[BEGIN Passage]

John Waldron, president and chief operating officer of the bank, told a Goldman podcast released on Thursday that the investment bank had “moderated our risk positioning” since the US president announced an across-the-board tariff increase on its trading partners on April 2, adding, “that’s a sensible thing for us to do”.
The reduction in risk-taking by one of the world’s most influential financial institutions underlines how Wall Street traders have been unnerved by the shockwaves that ripped through markets after Trump unleashed his trade war. Volatility has since subsided and most of the rises have been paused but could soon be reinstated.
Waldron said the bank’s reduced risk appetite would be felt most in capital markets and client trading facilitation. “Where we can, we pare our risk and stay a little bit closer to home,” said Waldron, second-in-command at Goldman and viewed by some as heir apparent to chief executive David Solomon.
Waldron said Goldman would “husband our liquidity a bit more, run a little bit more buffer.” He added it would “just be a little bit more, kind of two-footed about it, not overly front-footed about it.”
In a separate interview with the Financial Times, Waldron elaborated that he was not expecting a serious economic downturn. “I don’t see a recession. We are expecting ‘slowflation’, 1 to 1.5 per cent growth, and 3 per cent inflation,” he said. “I don’t think that’s stagflation. It’s less pernicious” than the period of high inflation and stagnation that hit the US in the 1970s.

[END Passage]
[BEGIN Supplied material]

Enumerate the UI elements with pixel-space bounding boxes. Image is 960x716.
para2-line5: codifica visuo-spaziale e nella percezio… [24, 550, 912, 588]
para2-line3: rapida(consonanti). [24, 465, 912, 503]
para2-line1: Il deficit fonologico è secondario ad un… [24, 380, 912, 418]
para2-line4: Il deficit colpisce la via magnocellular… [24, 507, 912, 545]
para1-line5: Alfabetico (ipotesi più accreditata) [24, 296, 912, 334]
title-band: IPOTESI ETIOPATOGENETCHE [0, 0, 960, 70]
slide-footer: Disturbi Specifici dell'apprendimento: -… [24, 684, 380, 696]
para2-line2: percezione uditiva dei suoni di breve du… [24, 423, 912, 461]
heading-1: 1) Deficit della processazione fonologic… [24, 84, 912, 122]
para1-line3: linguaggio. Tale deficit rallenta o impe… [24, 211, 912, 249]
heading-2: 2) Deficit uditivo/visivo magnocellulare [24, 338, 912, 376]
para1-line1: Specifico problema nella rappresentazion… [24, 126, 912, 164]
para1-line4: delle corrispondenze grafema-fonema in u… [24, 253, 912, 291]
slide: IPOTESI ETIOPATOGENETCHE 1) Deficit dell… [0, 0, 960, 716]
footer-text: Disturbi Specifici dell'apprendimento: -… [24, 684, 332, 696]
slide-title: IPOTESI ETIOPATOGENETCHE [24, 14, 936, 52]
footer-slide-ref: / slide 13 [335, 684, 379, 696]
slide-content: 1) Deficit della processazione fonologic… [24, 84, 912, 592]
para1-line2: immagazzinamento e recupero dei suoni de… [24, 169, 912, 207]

[END Supplied material]

Exercise set:
A) For each statement, answer yes or no according to the passage about Goldman's risk stance, and quote the words that settle it: (i) Waldron expects a recession; (ii) Goldman's reduced risk appetite would be felt most in capital markets and client trading facilitation; (iii) the tariff increase was announced on April 2.
B) Extend the passage about Goldman's risk stance with the paragraphs that would follow its final sentence.
The records have no connection to the passage about Goldman's risk stance.

Answers below:
A)
(i) No: "I don’t see a recession."
(ii) Yes: "the bank’s reduced risk appetite would be felt most in capital markets and client trading facilitation"
(iii) Yes: "announced an across-the-board tariff increase on its trading partners on April 2"

B)
Goldman and other Wall Street banks benefited from a sharp increase in equity and debt trading revenue in the first quarter of this year after Trump’s threat to impose high tariffs on many countries caused markets to gyrate.
However, heightened uncertainty over US trade policy and its economic and financial impact has caused companies to put investments and acquisitions on hold, lowering investment bank fee revenue from merger advice and equity issuance.
Waldron said on the podcast that the bank was positioning itself for “continued uncertainty and what that may deliver, in the coming weeks and months”.
There were signs of companies becoming a little more confident, Waldron said, pointing to a pick-up in US initial public offerings in recent weeks. “I think we’re seeing companies start to step out a little bit more and be willing to do some more things.”
Waldron joined other Wall Street titans, including JPMorgan chief executive Jamie Dimon and BlackRock CEO Larry Fink, in sounding the alarm about the prospects of higher deficit spending and the risk of a resulting sell-off in US government bonds.
“It seems to us an imperative to get the deficits down,” he said.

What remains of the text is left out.